* Given task:
Write the data out again in full, with no departure from the original.

Records from a data source:
◆ ◆ ◆

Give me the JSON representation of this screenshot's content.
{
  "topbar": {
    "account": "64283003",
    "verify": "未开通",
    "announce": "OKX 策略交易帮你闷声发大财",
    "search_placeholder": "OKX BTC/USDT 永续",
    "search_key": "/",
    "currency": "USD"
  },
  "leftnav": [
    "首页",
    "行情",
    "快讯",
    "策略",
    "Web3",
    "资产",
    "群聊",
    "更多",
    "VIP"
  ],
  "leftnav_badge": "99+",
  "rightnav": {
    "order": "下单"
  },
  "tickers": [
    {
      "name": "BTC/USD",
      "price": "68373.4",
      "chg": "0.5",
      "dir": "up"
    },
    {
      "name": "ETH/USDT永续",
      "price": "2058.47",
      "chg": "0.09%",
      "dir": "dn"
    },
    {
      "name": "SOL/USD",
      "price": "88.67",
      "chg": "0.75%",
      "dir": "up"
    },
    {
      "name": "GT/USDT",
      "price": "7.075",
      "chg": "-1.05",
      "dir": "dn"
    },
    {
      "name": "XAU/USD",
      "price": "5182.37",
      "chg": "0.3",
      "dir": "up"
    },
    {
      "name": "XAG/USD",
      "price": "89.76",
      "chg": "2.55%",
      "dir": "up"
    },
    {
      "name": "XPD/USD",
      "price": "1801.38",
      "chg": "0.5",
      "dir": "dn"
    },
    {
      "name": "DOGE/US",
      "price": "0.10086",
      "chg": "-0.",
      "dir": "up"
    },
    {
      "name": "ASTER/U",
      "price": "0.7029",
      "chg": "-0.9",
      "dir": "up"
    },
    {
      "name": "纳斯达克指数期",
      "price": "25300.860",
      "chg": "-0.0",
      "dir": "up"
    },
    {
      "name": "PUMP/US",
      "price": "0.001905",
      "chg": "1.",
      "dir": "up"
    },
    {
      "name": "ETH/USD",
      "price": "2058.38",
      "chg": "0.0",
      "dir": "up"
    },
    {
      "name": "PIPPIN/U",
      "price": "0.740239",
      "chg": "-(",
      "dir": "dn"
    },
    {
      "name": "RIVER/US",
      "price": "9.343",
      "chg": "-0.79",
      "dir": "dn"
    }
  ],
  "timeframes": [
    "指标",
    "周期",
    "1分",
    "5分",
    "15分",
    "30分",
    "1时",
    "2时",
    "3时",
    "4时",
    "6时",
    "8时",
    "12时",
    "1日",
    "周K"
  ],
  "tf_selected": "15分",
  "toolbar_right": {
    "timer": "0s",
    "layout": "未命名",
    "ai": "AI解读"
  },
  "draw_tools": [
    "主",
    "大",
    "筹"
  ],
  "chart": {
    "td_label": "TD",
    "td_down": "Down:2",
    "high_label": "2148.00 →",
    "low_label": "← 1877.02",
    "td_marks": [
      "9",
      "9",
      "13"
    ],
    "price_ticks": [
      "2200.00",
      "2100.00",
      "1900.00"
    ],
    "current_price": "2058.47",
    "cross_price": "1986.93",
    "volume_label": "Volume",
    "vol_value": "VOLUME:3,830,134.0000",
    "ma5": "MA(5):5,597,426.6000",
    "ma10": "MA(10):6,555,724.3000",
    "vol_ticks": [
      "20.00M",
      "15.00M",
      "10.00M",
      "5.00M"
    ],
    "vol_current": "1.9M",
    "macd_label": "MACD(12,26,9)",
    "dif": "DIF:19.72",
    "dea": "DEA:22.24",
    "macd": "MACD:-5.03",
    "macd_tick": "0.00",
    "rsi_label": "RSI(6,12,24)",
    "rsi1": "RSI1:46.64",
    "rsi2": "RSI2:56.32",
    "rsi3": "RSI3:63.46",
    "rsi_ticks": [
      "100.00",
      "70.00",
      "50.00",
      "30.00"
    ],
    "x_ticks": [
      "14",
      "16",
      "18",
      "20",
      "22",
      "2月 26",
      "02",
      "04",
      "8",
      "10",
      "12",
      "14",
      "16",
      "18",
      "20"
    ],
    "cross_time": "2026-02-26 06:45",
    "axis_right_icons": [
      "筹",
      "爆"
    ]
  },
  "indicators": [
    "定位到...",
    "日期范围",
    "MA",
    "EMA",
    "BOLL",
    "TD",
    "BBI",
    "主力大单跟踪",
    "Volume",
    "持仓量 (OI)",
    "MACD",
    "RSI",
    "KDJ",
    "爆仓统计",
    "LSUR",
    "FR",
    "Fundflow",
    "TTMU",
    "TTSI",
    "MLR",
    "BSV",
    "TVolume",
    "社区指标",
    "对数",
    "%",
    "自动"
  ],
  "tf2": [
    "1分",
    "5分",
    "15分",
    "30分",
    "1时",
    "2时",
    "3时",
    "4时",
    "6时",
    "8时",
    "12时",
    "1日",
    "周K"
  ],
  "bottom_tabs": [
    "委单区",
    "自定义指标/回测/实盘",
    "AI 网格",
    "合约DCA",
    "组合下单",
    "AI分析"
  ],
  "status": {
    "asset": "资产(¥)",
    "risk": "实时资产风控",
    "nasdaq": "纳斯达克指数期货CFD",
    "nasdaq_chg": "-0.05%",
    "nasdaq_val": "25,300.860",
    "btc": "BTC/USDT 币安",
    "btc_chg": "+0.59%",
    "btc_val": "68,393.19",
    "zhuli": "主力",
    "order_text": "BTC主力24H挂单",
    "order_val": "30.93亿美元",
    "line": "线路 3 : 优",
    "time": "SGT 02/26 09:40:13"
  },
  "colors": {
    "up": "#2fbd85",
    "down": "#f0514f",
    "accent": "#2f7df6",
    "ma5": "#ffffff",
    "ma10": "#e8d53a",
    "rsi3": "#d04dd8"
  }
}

◆ ◆ ◆

* Output for this task:
Give me the JSON representation of this screenshot's content.
{
  "topbar": {
    "account": "64283003",
    "verify": "未开通",
    "announce": "OKX 策略交易帮你闷声发大财",
    "search_placeholder": "OKX BTC/USDT 永续",
    "search_key": "/",
    "currency": "USD"
  },
  "leftnav": [
    "首页",
    "行情",
    "快讯",
    "策略",
    "Web3",
    "资产",
    "群聊",
    "更多",
    "VIP"
  ],
  "leftnav_badge": "99+",
  "rightnav": {
    "order": "下单"
  },
  "tickers": [
    {
      "name": "BTC/USD",
      "price": "68373.4",
      "chg": "0.5",
      "dir": "up"
    },
    {
      "name": "ETH/USDT永续",
      "price": "2058.47",
      "chg": "0.09%",
      "dir": "dn"
    },
    {
      "name": "SOL/USD",
      "price": "88.67",
      "chg": "0.75%",
      "dir": "up"
    },
    {
      "name": "GT/USDT",
      "price": "7.075",
      "chg": "-1.05",
      "dir": "dn"
    },
    {
      "name": "XAU/USD",
      "price": "5182.37",
      "chg": "0.3",
      "dir": "up"
    },
    {
      "name": "XAG/USD",
      "price": "89.76",
      "chg": "2.55%",
      "dir": "up"
    },
    {
      "name": "XPD/USD",
      "price": "1801.38",
      "chg": "0.5",
      "dir": "dn"
    },
    {
      "name": "DOGE/US",
      "price": "0.10086",
      "chg": "-0.",
      "dir": "up"
    },
    {
      "name": "ASTER/U",
      "price": "0.7029",
      "chg": "-0.9",
      "dir": "up"
    },
    {
      "name": "纳斯达克指数期",
      "price": "25300.860",
      "chg": "-0.0",
      "dir": "up"
    },
    {
      "name": "PUMP/US",
      "price": "0.001905",
      "chg": "1.",
      "dir": "up"
    },
    {
      "name": "ETH/USD",
      "price": "2058.38",
      "chg": "0.0",
      "dir": "up"
    },
    {
      "name": "PIPPIN/U",
      "price": "0.740239",
      "chg": "-(",
      "dir": "dn"
    },
    {
      "name": "RIVER/US",
      "price": "9.343",
      "chg": "-0.79",
      "dir": "dn"
    }
  ],
  "timeframes": [
    "指标",
    "周期",
    "1分",
    "5分",
    "15分",
    "30分",
    "1时",
    "2时",
    "3时",
    "4时",
    "6时",
    "8时",
    "12时",
    "1日",
    "周K"
  ],
  "tf_selected": "15分",
  "toolbar_right": {
    "timer": "0s",
    "layout": "未命名",
    "ai": "AI解读"
  },
  "draw_tools": [
    "主",
    "大",
    "筹"
  ],
  "chart": {
    "td_label": "TD",
    "td_down": "Down:2",
    "high_label": "2148.00 →",
    "low_label": "← 1877.02",
    "td_marks": [
      "9",
      "9",
      "13"
    ],
    "price_ticks": [
      "2200.00",
      "2100.00",
      "1900.00"
    ],
    "current_price": "2058.47",
    "cross_price": "1986.93",
    "volume_label": "Volume",
    "vol_value": "VOLUME:3,830,134.0000",
    "ma5": "MA(5):5,597,426.6000",
    "ma10": "MA(10):6,555,724.3000",
    "vol_ticks": [
      "20.00M",
      "15.00M",
      "10.00M",
      "5.00M"
    ],
    "vol_current": "1.9M",
    "macd_label": "MACD(12,26,9)",
    "dif": "DIF:19.72",
    "dea": "DEA:22.24",
    "macd": "MACD:-5.03",
    "macd_tick": "0.00",
    "rsi_label": "RSI(6,12,24)",
    "rsi1": "RSI1:46.64",
    "rsi2": "RSI2:56.32",
    "rsi3": "RSI3:63.46",
    "rsi_ticks": [
      "100.00",
      "70.00",
      "50.00",
      "30.00"
    ],
    "x_ticks": [
      "14",
      "16",
      "18",
      "20",
      "22",
      "2月 26",
      "02",
      "04",
      "8",
      "10",
      "12",
      "14",
      "16",
      "18",
      "20"
    ],
    "cross_time": "2026-02-26 06:45",
    "axis_right_icons": [
      "筹",
      "爆"
    ]
  },
  "indicators": [
    "定位到...",
    "日期范围",
    "MA",
    "EMA",
    "BOLL",
    "TD",
    "BBI",
    "主力大单跟踪",
    "Volume",
    "持仓量 (OI)",
    "MACD",
    "RSI",
    "KDJ",
    "爆仓统计",
    "LSUR",
    "FR",
    "Fundflow",
    "TTMU",
    "TTSI",
    "MLR",
    "BSV",
    "TVolume",
    "社区指标",
    "对数",
    "%",
    "自动"
  ],
  "tf2": [
    "1分",
    "5分",
    "15分",
    "30分",
    "1时",
    "2时",
    "3时",
    "4时",
    "6时",
    "8时",
    "12时",
    "1日",
    "周K"
  ],
  "bottom_tabs": [
    "委单区",
    "自定义指标/回测/实盘",
    "AI 网格",
    "合约DCA",
    "组合下单",
    "AI分析"
  ],
  "status": {
    "asset": "资产(¥)",
    "risk": "实时资产风控",
    "nasdaq": "纳斯达克指数期货CFD",
    "nasdaq_chg": "-0.05%",
    "nasdaq_val": "25,300.860",
    "btc": "BTC/USDT 币安",
    "btc_chg": "+0.59%",
    "btc_val": "68,393.19",
    "zhuli": "主力",
    "order_text": "BTC主力24H挂单",
    "order_val": "30.93亿美元",
    "line": "线路 3 : 优",
    "time": "SGT 02/26 09:40:13"
  },
  "colors": {
    "up": "#2fbd85",
    "down": "#f0514f",
    "accent": "#2f7df6",
    "ma5": "#ffffff",
    "ma10": "#e8d53a",
    "rsi3": "#d04dd8"
  }
}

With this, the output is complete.